Data records:

-- -- --

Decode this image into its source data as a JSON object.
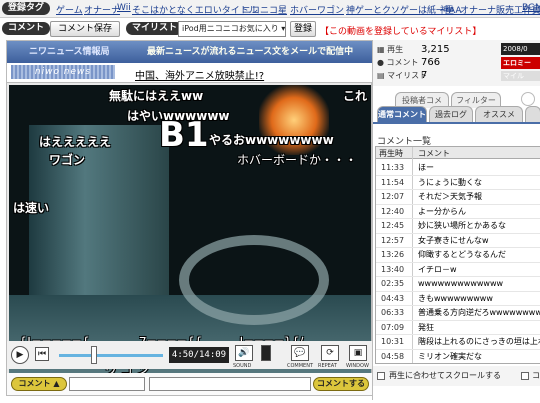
{
  "tags": {
    "label": "登録タグ",
    "items": [
      "ゲーム",
      "オナーナ",
      "Wii",
      "そこはかとなくエロいタイトル",
      "ニコニコ星",
      "ホバーワゴン",
      "神ゲーとクソゲーは紙一重",
      "神AA",
      "オナーナ販売工作員動画",
      "BGM"
    ]
  },
  "commentbar": {
    "comment_label": "コメント",
    "save_button": "コメント保存",
    "mylist_label": "マイリスト",
    "mylist_select": "iPod用ニコニコお気に入り",
    "register_button": "登録",
    "mylist_link": "【この動画を登録しているマイリスト】"
  },
  "player": {
    "marquee_label": "ニワニュース情報局",
    "marquee_text": "最新ニュースが流れるニュース文をメールで配信中",
    "news_logo": "niwo news",
    "headline": "中国、海外アニメ放映禁止!?",
    "time": "4:50/14:09",
    "control_labels": {
      "sound": "SOUND",
      "comment": "COMMENT",
      "repeat": "REPEAT",
      "window": "WINDOW"
    },
    "comment_button": "コメント",
    "submit_button": "コメントする"
  },
  "overlay_comments": [
    {
      "text": "無駄にはええww"
    },
    {
      "text": "これ"
    },
    {
      "text": "はやいwwwwww"
    },
    {
      "text": "B1"
    },
    {
      "text": "はえええええ"
    },
    {
      "text": "ワゴン"
    },
    {
      "text": "やるおwwwwwwww"
    },
    {
      "text": "ホバーボードか・・・"
    },
    {
      "text": "は速い"
    },
    {
      "text": "ワ ゴ ン"
    },
    {
      "text": "{!====={"
    },
    {
      "text": "7===={{"
    },
    {
      "text": "!====}{/"
    }
  ],
  "stats": {
    "views_label": "再生",
    "views": "3,215",
    "comments_label": "コメント",
    "comments": "766",
    "mylist_label": "マイリスト",
    "mylist": "7",
    "date": "2008/0",
    "ero_badge": "エロミー",
    "mylist_badge": "マイル"
  },
  "panel": {
    "tabs_top": [
      "投稿者コメ",
      "フィルター"
    ],
    "tabs": [
      "通常コメント",
      "過去ログ",
      "オススメ"
    ],
    "list_title": "コメント一覧",
    "header_time": "再生時",
    "header_comment": "コメント",
    "rows": [
      {
        "time": "11:33",
        "comment": "ほー"
      },
      {
        "time": "11:54",
        "comment": "うにょうに動くな"
      },
      {
        "time": "12:07",
        "comment": "それだ＞天気予報"
      },
      {
        "time": "12:40",
        "comment": "よー分からん"
      },
      {
        "time": "12:45",
        "comment": "妙に狭い場所とかあるな"
      },
      {
        "time": "12:57",
        "comment": "女子寮きにせんなw"
      },
      {
        "time": "13:26",
        "comment": "仰瞰するとどうなるんだ"
      },
      {
        "time": "13:40",
        "comment": "イチロ－w"
      },
      {
        "time": "02:35",
        "comment": "wwwwwwwwwwwww"
      },
      {
        "time": "04:43",
        "comment": "きもwwwwwwwww"
      },
      {
        "time": "06:33",
        "comment": "普通乗る方向逆だろwwwwwwww"
      },
      {
        "time": "07:09",
        "comment": "発狂"
      },
      {
        "time": "10:31",
        "comment": "階段は上れるのにさっきの垣は上れな"
      },
      {
        "time": "04:58",
        "comment": "ミリオン確実だな"
      }
    ],
    "scroll_label": "再生に合わせてスクロールする",
    "extra_label": "コ"
  }
}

-- -- --

_Task prompt:_
What comes back should match the records exactly, minus any pictures.

_Correct answer:_
Decode this image into its source data as a JSON object.
{
  "tags": {
    "label": "登録タグ",
    "items": [
      "ゲーム",
      "オナーナ",
      "Wii",
      "そこはかとなくエロいタイトル",
      "ニコニコ星",
      "ホバーワゴン",
      "神ゲーとクソゲーは紙一重",
      "神AA",
      "オナーナ販売工作員動画",
      "BGM"
    ]
  },
  "commentbar": {
    "comment_label": "コメント",
    "save_button": "コメント保存",
    "mylist_label": "マイリスト",
    "mylist_select": "iPod用ニコニコお気に入り",
    "register_button": "登録",
    "mylist_link": "【この動画を登録しているマイリスト】"
  },
  "player": {
    "marquee_label": "ニワニュース情報局",
    "marquee_text": "最新ニュースが流れるニュース文をメールで配信中",
    "news_logo": "niwo news",
    "headline": "中国、海外アニメ放映禁止!?",
    "time": "4:50/14:09",
    "control_labels": {
      "sound": "SOUND",
      "comment": "COMMENT",
      "repeat": "REPEAT",
      "window": "WINDOW"
    },
    "comment_button": "コメント",
    "submit_button": "コメントする"
  },
  "overlay_comments": [
    {
      "text": "無駄にはええww"
    },
    {
      "text": "これ"
    },
    {
      "text": "はやいwwwwww"
    },
    {
      "text": "B1"
    },
    {
      "text": "はえええええ"
    },
    {
      "text": "ワゴン"
    },
    {
      "text": "やるおwwwwwwww"
    },
    {
      "text": "ホバーボードか・・・"
    },
    {
      "text": "は速い"
    },
    {
      "text": "ワ ゴ ン"
    },
    {
      "text": "{!====={"
    },
    {
      "text": "7===={{"
    },
    {
      "text": "!====}{/"
    }
  ],
  "stats": {
    "views_label": "再生",
    "views": "3,215",
    "comments_label": "コメント",
    "comments": "766",
    "mylist_label": "マイリスト",
    "mylist": "7",
    "date": "2008/0",
    "ero_badge": "エロミー",
    "mylist_badge": "マイル"
  },
  "panel": {
    "tabs_top": [
      "投稿者コメ",
      "フィルター"
    ],
    "tabs": [
      "通常コメント",
      "過去ログ",
      "オススメ"
    ],
    "list_title": "コメント一覧",
    "header_time": "再生時",
    "header_comment": "コメント",
    "rows": [
      {
        "time": "11:33",
        "comment": "ほー"
      },
      {
        "time": "11:54",
        "comment": "うにょうに動くな"
      },
      {
        "time": "12:07",
        "comment": "それだ＞天気予報"
      },
      {
        "time": "12:40",
        "comment": "よー分からん"
      },
      {
        "time": "12:45",
        "comment": "妙に狭い場所とかあるな"
      },
      {
        "time": "12:57",
        "comment": "女子寮きにせんなw"
      },
      {
        "time": "13:26",
        "comment": "仰瞰するとどうなるんだ"
      },
      {
        "time": "13:40",
        "comment": "イチロ－w"
      },
      {
        "time": "02:35",
        "comment": "wwwwwwwwwwwww"
      },
      {
        "time": "04:43",
        "comment": "きもwwwwwwwww"
      },
      {
        "time": "06:33",
        "comment": "普通乗る方向逆だろwwwwwwww"
      },
      {
        "time": "07:09",
        "comment": "発狂"
      },
      {
        "time": "10:31",
        "comment": "階段は上れるのにさっきの垣は上れな"
      },
      {
        "time": "04:58",
        "comment": "ミリオン確実だな"
      }
    ],
    "scroll_label": "再生に合わせてスクロールする",
    "extra_label": "コ"
  }
}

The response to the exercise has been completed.